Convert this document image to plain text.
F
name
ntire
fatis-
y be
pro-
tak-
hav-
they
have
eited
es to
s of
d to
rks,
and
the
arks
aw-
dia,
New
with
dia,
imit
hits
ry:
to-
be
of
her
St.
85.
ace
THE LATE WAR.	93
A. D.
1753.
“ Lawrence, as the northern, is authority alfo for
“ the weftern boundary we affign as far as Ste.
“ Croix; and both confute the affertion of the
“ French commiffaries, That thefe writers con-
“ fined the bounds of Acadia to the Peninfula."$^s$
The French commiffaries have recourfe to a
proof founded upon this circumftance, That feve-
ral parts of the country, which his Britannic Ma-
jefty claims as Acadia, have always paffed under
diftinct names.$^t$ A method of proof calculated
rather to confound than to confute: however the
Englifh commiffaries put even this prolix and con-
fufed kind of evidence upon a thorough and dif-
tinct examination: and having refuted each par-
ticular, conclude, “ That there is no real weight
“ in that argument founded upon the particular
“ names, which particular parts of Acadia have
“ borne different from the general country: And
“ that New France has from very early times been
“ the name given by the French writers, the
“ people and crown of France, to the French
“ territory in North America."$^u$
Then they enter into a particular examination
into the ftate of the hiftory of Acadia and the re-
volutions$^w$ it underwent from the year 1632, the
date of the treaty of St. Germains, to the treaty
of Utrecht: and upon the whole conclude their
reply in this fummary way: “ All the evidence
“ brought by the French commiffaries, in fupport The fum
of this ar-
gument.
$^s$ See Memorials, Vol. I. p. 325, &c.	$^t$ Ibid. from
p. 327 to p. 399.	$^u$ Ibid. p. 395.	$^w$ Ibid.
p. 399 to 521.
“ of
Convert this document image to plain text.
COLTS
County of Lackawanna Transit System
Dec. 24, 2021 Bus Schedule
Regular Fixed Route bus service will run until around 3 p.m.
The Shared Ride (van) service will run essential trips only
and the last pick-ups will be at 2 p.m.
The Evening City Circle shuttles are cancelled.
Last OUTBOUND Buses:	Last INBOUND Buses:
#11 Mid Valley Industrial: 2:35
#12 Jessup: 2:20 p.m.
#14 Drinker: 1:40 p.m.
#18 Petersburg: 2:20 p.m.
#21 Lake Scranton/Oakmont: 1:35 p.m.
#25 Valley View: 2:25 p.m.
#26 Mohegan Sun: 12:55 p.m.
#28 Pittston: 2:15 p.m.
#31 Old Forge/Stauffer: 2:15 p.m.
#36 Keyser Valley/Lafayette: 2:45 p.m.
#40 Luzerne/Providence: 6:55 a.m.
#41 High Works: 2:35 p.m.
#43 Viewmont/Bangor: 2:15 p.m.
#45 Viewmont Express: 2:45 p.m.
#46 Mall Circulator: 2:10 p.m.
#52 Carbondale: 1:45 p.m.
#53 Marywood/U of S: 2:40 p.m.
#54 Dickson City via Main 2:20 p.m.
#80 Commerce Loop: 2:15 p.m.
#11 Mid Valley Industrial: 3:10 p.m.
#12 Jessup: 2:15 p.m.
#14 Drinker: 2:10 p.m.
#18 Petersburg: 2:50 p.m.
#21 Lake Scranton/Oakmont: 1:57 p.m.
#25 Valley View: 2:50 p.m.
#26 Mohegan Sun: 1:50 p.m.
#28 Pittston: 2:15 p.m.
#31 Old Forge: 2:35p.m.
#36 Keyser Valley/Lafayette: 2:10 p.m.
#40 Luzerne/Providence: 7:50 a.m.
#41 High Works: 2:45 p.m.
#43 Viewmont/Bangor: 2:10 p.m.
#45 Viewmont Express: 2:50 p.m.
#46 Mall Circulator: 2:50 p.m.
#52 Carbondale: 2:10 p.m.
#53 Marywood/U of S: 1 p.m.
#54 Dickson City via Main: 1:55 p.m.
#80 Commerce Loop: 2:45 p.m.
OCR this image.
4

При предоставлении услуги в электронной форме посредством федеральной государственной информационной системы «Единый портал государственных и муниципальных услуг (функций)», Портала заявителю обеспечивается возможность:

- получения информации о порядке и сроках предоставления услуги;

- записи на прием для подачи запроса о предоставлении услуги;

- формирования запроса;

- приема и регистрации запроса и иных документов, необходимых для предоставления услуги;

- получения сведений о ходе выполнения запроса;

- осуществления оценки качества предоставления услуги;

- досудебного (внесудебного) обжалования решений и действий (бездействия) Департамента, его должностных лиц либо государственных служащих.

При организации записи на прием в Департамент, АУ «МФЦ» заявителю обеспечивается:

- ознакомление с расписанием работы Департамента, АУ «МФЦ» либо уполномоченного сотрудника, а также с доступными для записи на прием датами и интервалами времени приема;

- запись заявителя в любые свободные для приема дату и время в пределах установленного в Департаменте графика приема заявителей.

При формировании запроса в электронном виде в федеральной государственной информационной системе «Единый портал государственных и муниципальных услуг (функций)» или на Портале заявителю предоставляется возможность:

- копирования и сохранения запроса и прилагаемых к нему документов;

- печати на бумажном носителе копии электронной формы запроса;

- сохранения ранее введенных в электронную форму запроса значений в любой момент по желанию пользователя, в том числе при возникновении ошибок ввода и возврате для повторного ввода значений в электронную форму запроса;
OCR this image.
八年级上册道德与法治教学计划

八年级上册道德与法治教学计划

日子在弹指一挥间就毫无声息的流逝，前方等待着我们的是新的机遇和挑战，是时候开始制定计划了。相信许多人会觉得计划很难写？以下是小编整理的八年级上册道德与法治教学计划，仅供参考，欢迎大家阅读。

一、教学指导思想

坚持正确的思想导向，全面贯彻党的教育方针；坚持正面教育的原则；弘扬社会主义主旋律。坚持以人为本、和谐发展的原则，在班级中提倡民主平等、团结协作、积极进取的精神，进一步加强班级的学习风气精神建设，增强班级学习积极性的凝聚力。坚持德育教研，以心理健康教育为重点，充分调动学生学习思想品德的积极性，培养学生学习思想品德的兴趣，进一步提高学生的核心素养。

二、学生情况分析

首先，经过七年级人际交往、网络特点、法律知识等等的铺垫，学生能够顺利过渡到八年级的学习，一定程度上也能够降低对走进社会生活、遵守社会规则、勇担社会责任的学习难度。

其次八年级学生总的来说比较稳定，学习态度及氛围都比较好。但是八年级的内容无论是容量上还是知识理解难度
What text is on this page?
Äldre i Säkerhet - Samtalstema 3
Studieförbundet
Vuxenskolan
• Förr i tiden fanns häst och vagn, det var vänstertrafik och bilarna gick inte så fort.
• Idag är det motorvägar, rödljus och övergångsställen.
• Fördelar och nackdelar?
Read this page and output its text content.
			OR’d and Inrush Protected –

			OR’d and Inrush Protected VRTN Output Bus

-------------------------

# YOUR OBJECTIVE
In this exercise, repeat all entries exactly.

# CORRECT OUTPUT
Convert this document image to plain text.
F
name
ntire
fatis-
y be
pro-
tak-
hav-
they
have
eited
es to
s of
d to
rks,
and
the
arks
aw-
dia,
New
with
dia,
imit
hits
ry:
to-
be
of
her
St.
85.
ace
THE LATE WAR.	93
A. D.
1753.
“ Lawrence, as the northern, is authority alfo for
“ the weftern boundary we affign as far as Ste.
“ Croix; and both confute the affertion of the
“ French commiffaries, That thefe writers con-
“ fined the bounds of Acadia to the Peninfula."$^s$
The French commiffaries have recourfe to a
proof founded upon this circumftance, That feve-
ral parts of the country, which his Britannic Ma-
jefty claims as Acadia, have always paffed under
diftinct names.$^t$ A method of proof calculated
rather to confound than to confute: however the
Englifh commiffaries put even this prolix and con-
fufed kind of evidence upon a thorough and dif-
tinct examination: and having refuted each par-
ticular, conclude, “ That there is no real weight
“ in that argument founded upon the particular
“ names, which particular parts of Acadia have
“ borne different from the general country: And
“ that New France has from very early times been
“ the name given by the French writers, the
“ people and crown of France, to the French
“ territory in North America."$^u$
Then they enter into a particular examination
into the ftate of the hiftory of Acadia and the re-
volutions$^w$ it underwent from the year 1632, the
date of the treaty of St. Germains, to the treaty
of Utrecht: and upon the whole conclude their
reply in this fummary way: “ All the evidence
“ brought by the French commiffaries, in fupport The fum
of this ar-
gument.
$^s$ See Memorials, Vol. I. p. 325, &c.	$^t$ Ibid. from
p. 327 to p. 399.	$^u$ Ibid. p. 395.	$^w$ Ibid.
p. 399 to 521.
“ of
Convert this document image to plain text.
COLTS
County of Lackawanna Transit System
Dec. 24, 2021 Bus Schedule
Regular Fixed Route bus service will run until around 3 p.m.
The Shared Ride (van) service will run essential trips only
and the last pick-ups will be at 2 p.m.
The Evening City Circle shuttles are cancelled.
Last OUTBOUND Buses:	Last INBOUND Buses:
#11 Mid Valley Industrial: 2:35
#12 Jessup: 2:20 p.m.
#14 Drinker: 1:40 p.m.
#18 Petersburg: 2:20 p.m.
#21 Lake Scranton/Oakmont: 1:35 p.m.
#25 Valley View: 2:25 p.m.
#26 Mohegan Sun: 12:55 p.m.
#28 Pittston: 2:15 p.m.
#31 Old Forge/Stauffer: 2:15 p.m.
#36 Keyser Valley/Lafayette: 2:45 p.m.
#40 Luzerne/Providence: 6:55 a.m.
#41 High Works: 2:35 p.m.
#43 Viewmont/Bangor: 2:15 p.m.
#45 Viewmont Express: 2:45 p.m.
#46 Mall Circulator: 2:10 p.m.
#52 Carbondale: 1:45 p.m.
#53 Marywood/U of S: 2:40 p.m.
#54 Dickson City via Main 2:20 p.m.
#80 Commerce Loop: 2:15 p.m.
#11 Mid Valley Industrial: 3:10 p.m.
#12 Jessup: 2:15 p.m.
#14 Drinker: 2:10 p.m.
#18 Petersburg: 2:50 p.m.
#21 Lake Scranton/Oakmont: 1:57 p.m.
#25 Valley View: 2:50 p.m.
#26 Mohegan Sun: 1:50 p.m.
#28 Pittston: 2:15 p.m.
#31 Old Forge: 2:35p.m.
#36 Keyser Valley/Lafayette: 2:10 p.m.
#40 Luzerne/Providence: 7:50 a.m.
#41 High Works: 2:45 p.m.
#43 Viewmont/Bangor: 2:10 p.m.
#45 Viewmont Express: 2:50 p.m.
#46 Mall Circulator: 2:50 p.m.
#52 Carbondale: 2:10 p.m.
#53 Marywood/U of S: 1 p.m.
#54 Dickson City via Main: 1:55 p.m.
#80 Commerce Loop: 2:45 p.m.
OCR this image.
4

При предоставлении услуги в электронной форме посредством федеральной государственной информационной системы «Единый портал государственных и муниципальных услуг (функций)», Портала заявителю обеспечивается возможность:

- получения информации о порядке и сроках предоставления услуги;

- записи на прием для подачи запроса о предоставлении услуги;

- формирования запроса;

- приема и регистрации запроса и иных документов, необходимых для предоставления услуги;

- получения сведений о ходе выполнения запроса;

- осуществления оценки качества предоставления услуги;

- досудебного (внесудебного) обжалования решений и действий (бездействия) Департамента, его должностных лиц либо государственных служащих.

При организации записи на прием в Департамент, АУ «МФЦ» заявителю обеспечивается:

- ознакомление с расписанием работы Департамента, АУ «МФЦ» либо уполномоченного сотрудника, а также с доступными для записи на прием датами и интервалами времени приема;

- запись заявителя в любые свободные для приема дату и время в пределах установленного в Департаменте графика приема заявителей.

При формировании запроса в электронном виде в федеральной государственной информационной системе «Единый портал государственных и муниципальных услуг (функций)» или на Портале заявителю предоставляется возможность:

- копирования и сохранения запроса и прилагаемых к нему документов;

- печати на бумажном носителе копии электронной формы запроса;

- сохранения ранее введенных в электронную форму запроса значений в любой момент по желанию пользователя, в том числе при возникновении ошибок ввода и возврате для повторного ввода значений в электронную форму запроса;
OCR this image.
八年级上册道德与法治教学计划

八年级上册道德与法治教学计划

日子在弹指一挥间就毫无声息的流逝，前方等待着我们的是新的机遇和挑战，是时候开始制定计划了。相信许多人会觉得计划很难写？以下是小编整理的八年级上册道德与法治教学计划，仅供参考，欢迎大家阅读。

一、教学指导思想

坚持正确的思想导向，全面贯彻党的教育方针；坚持正面教育的原则；弘扬社会主义主旋律。坚持以人为本、和谐发展的原则，在班级中提倡民主平等、团结协作、积极进取的精神，进一步加强班级的学习风气精神建设，增强班级学习积极性的凝聚力。坚持德育教研，以心理健康教育为重点，充分调动学生学习思想品德的积极性，培养学生学习思想品德的兴趣，进一步提高学生的核心素养。

二、学生情况分析

首先，经过七年级人际交往、网络特点、法律知识等等的铺垫，学生能够顺利过渡到八年级的学习，一定程度上也能够降低对走进社会生活、遵守社会规则、勇担社会责任的学习难度。

其次八年级学生总的来说比较稳定，学习态度及氛围都比较好。但是八年级的内容无论是容量上还是知识理解难度
What text is on this page?
Äldre i Säkerhet - Samtalstema 3
Studieförbundet
Vuxenskolan
• Förr i tiden fanns häst och vagn, det var vänstertrafik och bilarna gick inte så fort.
• Idag är det motorvägar, rödljus och övergångsställen.
• Fördelar och nackdelar?
Read this page and output its text content.
			OR’d and Inrush Protected –

			OR’d and Inrush Protected VRTN Output Bus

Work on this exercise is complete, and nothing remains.